PROBLEM TO SOLVE:
Show every line that has the string "icon" in it.

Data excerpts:
start
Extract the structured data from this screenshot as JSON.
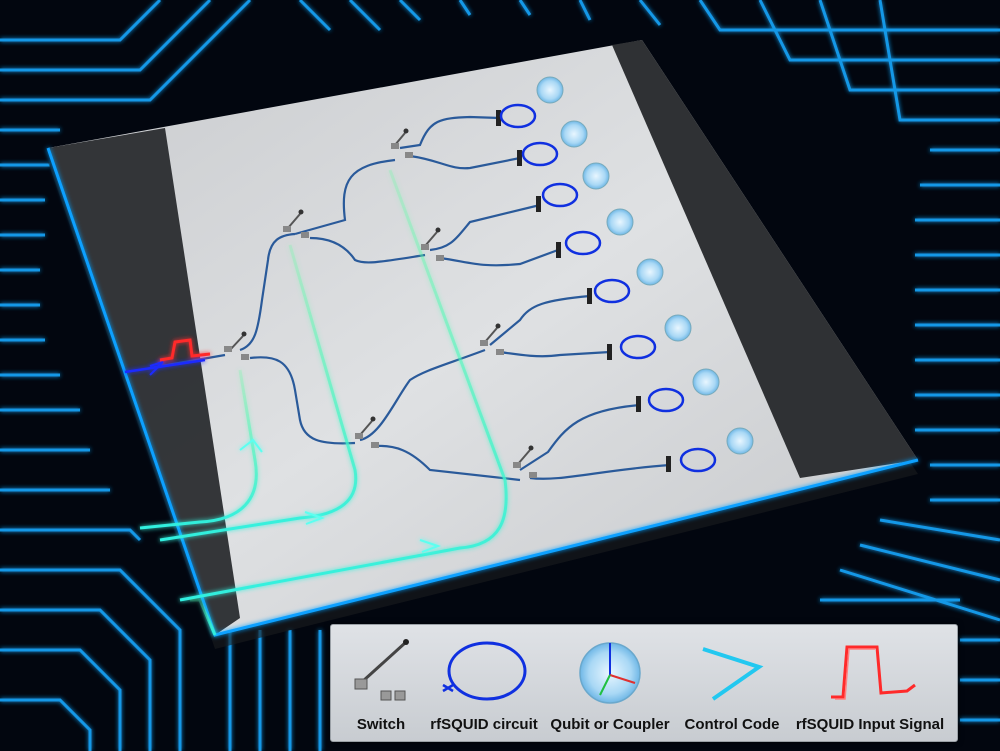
{
  "colors": {
    "background": "#02060f",
    "board_trace": "#18a8ff",
    "chip": "#d2d4d6",
    "chip_edge": "#2a2c2f",
    "wire": "#2a5a9a",
    "rfsquid_loop": "#1030e0",
    "control_line": "#2ef2d8",
    "input_signal": "#ff2a2a"
  },
  "legend": {
    "items": [
      {
        "icon": "switch-icon",
        "label": "Switch"
      },
      {
        "icon": "rfsquid-circuit-icon",
        "label": "rfSQUID circuit"
      },
      {
        "icon": "qubit-coupler-icon",
        "label": "Qubit or Coupler"
      },
      {
        "icon": "control-code-icon",
        "label": "Control Code"
      },
      {
        "icon": "input-signal-icon",
        "label": "rfSQUID Input Signal"
      }
    ]
  }
}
end
FINAL RESULT:
        "icon": "switch-icon",
        "icon": "rfsquid-circuit-icon",
        "icon": "qubit-coupler-icon",
        "icon": "control-code-icon",
        "icon": "input-signal-icon",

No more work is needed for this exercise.